**TASK TO COMPLETE**: All of the records listed below should be retyped exactly.

- - - - - - -

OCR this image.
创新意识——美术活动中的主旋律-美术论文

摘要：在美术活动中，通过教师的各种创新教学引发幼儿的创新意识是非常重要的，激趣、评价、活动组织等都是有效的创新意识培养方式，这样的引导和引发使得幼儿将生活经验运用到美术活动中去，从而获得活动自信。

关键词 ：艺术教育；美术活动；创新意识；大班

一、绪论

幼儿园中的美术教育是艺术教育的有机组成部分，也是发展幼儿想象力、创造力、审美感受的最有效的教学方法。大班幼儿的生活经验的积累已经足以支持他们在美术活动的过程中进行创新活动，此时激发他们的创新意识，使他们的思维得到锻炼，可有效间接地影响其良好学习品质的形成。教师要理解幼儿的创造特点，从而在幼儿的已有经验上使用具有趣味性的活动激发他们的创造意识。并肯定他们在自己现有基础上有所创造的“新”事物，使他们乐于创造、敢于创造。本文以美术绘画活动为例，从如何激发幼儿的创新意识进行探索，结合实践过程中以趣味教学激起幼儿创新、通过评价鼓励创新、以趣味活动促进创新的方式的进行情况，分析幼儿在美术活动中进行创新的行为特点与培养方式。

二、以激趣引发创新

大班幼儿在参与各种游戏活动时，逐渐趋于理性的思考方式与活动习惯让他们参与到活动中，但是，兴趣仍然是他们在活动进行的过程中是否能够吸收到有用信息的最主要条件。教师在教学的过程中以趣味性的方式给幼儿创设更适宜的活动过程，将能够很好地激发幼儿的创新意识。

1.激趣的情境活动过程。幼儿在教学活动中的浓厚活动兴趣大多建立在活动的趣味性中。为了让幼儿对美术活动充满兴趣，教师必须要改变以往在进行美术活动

- - - - - - -

**EXERCISE ANSWER**:
OCR this image.
创新意识——美术活动中的主旋律-美术论文

摘要：在美术活动中，通过教师的各种创新教学引发幼儿的创新意识是非常重要的，激趣、评价、活动组织等都是有效的创新意识培养方式，这样的引导和引发使得幼儿将生活经验运用到美术活动中去，从而获得活动自信。

关键词 ：艺术教育；美术活动；创新意识；大班

一、绪论

幼儿园中的美术教育是艺术教育的有机组成部分，也是发展幼儿想象力、创造力、审美感受的最有效的教学方法。大班幼儿的生活经验的积累已经足以支持他们在美术活动的过程中进行创新活动，此时激发他们的创新意识，使他们的思维得到锻炼，可有效间接地影响其良好学习品质的形成。教师要理解幼儿的创造特点，从而在幼儿的已有经验上使用具有趣味性的活动激发他们的创造意识。并肯定他们在自己现有基础上有所创造的“新”事物，使他们乐于创造、敢于创造。本文以美术绘画活动为例，从如何激发幼儿的创新意识进行探索，结合实践过程中以趣味教学激起幼儿创新、通过评价鼓励创新、以趣味活动促进创新的方式的进行情况，分析幼儿在美术活动中进行创新的行为特点与培养方式。

二、以激趣引发创新

大班幼儿在参与各种游戏活动时，逐渐趋于理性的思考方式与活动习惯让他们参与到活动中，但是，兴趣仍然是他们在活动进行的过程中是否能够吸收到有用信息的最主要条件。教师在教学的过程中以趣味性的方式给幼儿创设更适宜的活动过程，将能够很好地激发幼儿的创新意识。

1.激趣的情境活动过程。幼儿在教学活动中的浓厚活动兴趣大多建立在活动的趣味性中。为了让幼儿对美术活动充满兴趣，教师必须要改变以往在进行美术活动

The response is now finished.